**Task instructions:**
Make an exact copy of the data below, leaving out every picture.

═════ Records

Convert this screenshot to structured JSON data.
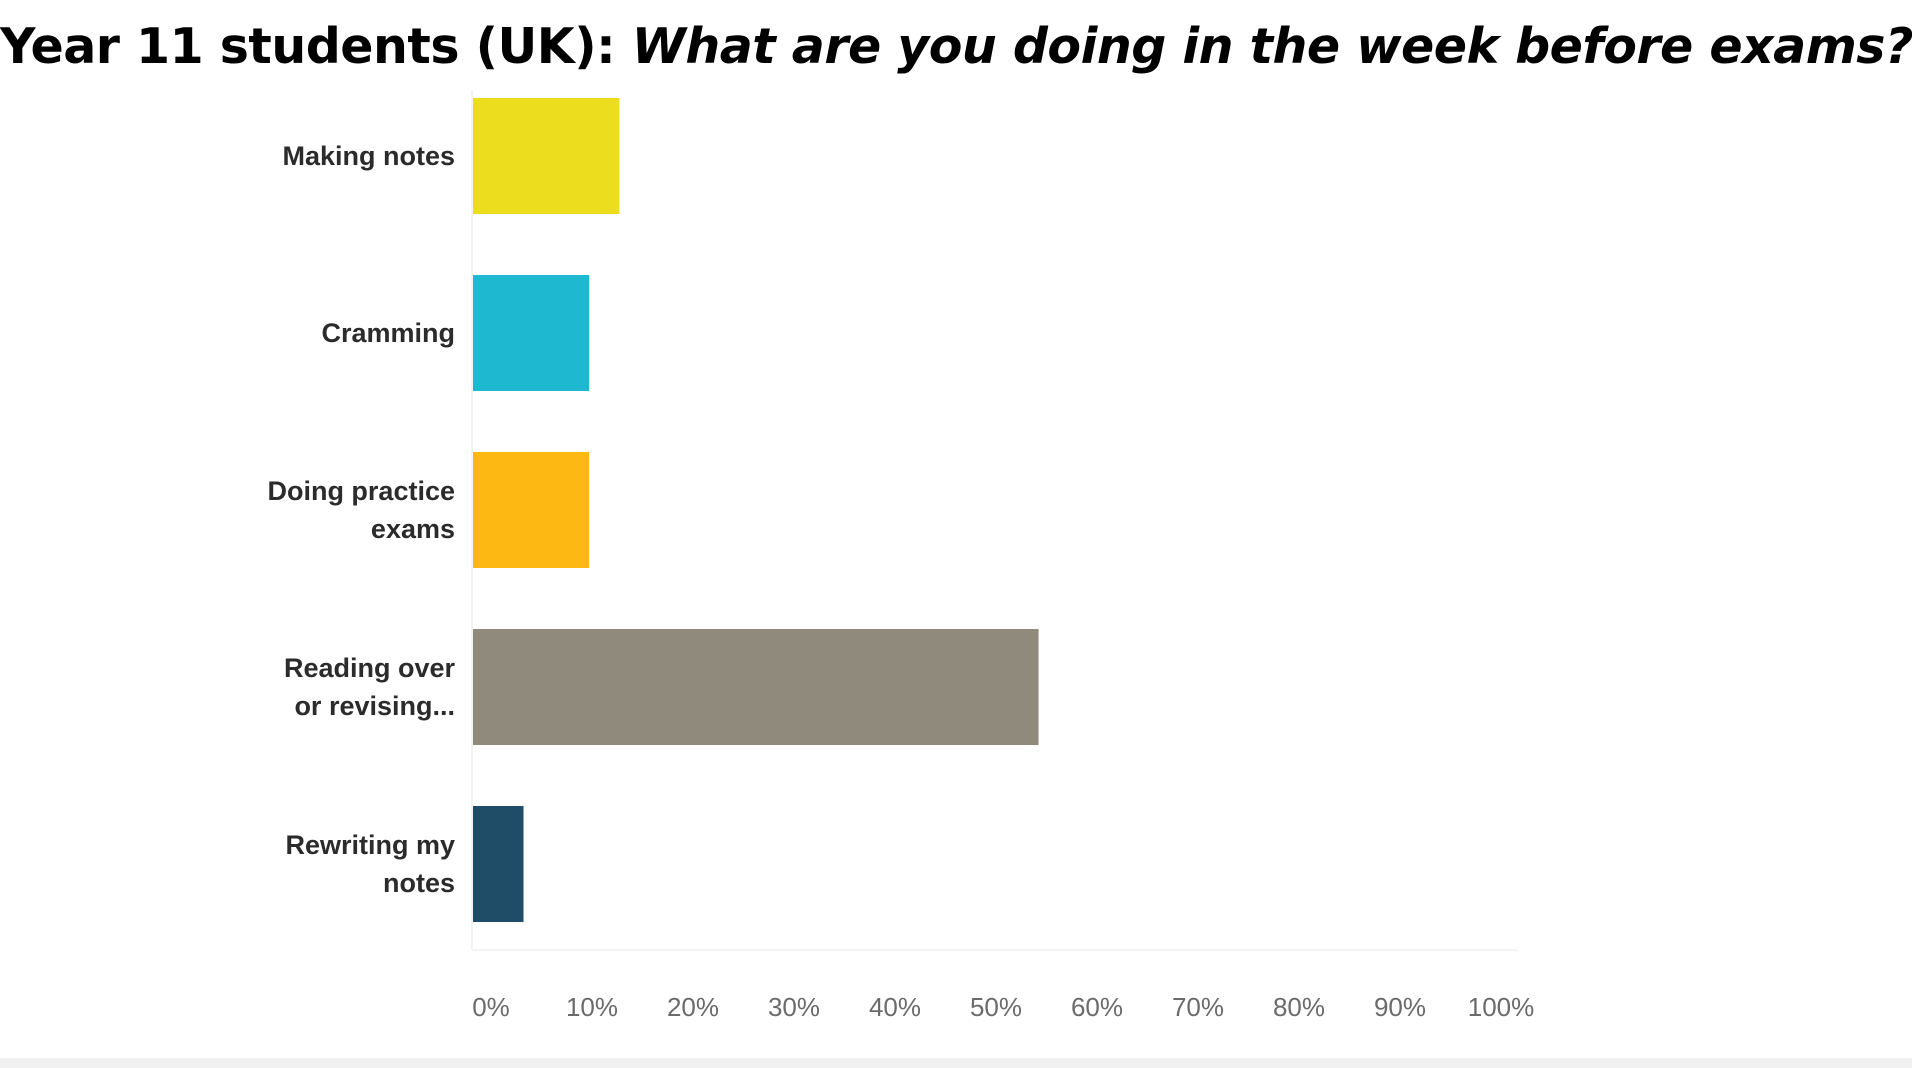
{
  "title": {
    "plain": "Year 11 students (UK): ",
    "italic": "What are you doing in the week before exams?"
  },
  "chart_data": {
    "type": "bar",
    "orientation": "horizontal",
    "categories": [
      [
        "Making notes"
      ],
      [
        "Cramming"
      ],
      [
        "Doing practice",
        "exams"
      ],
      [
        "Reading over",
        "or revising..."
      ],
      [
        "Rewriting my",
        "notes"
      ]
    ],
    "values": [
      14.5,
      11.5,
      11.5,
      56,
      5
    ],
    "colors": [
      "#ECDE1E",
      "#1FB8D1",
      "#FDB813",
      "#8F8A7B",
      "#1F4D68"
    ],
    "xlim": [
      0,
      100
    ],
    "x_ticks": [
      "0%",
      "10%",
      "20%",
      "30%",
      "40%",
      "50%",
      "60%",
      "70%",
      "80%",
      "90%",
      "100%"
    ],
    "grid": false,
    "legend": "none"
  }
}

══════════

**Result of this task:**
Convert this screenshot to structured JSON data.
{
  "title": {
    "plain": "Year 11 students (UK): ",
    "italic": "What are you doing in the week before exams?"
  },
  "chart_data": {
    "type": "bar",
    "orientation": "horizontal",
    "categories": [
      [
        "Making notes"
      ],
      [
        "Cramming"
      ],
      [
        "Doing practice",
        "exams"
      ],
      [
        "Reading over",
        "or revising..."
      ],
      [
        "Rewriting my",
        "notes"
      ]
    ],
    "values": [
      14.5,
      11.5,
      11.5,
      56,
      5
    ],
    "colors": [
      "#ECDE1E",
      "#1FB8D1",
      "#FDB813",
      "#8F8A7B",
      "#1F4D68"
    ],
    "xlim": [
      0,
      100
    ],
    "x_ticks": [
      "0%",
      "10%",
      "20%",
      "30%",
      "40%",
      "50%",
      "60%",
      "70%",
      "80%",
      "90%",
      "100%"
    ],
    "grid": false,
    "legend": "none"
  }
}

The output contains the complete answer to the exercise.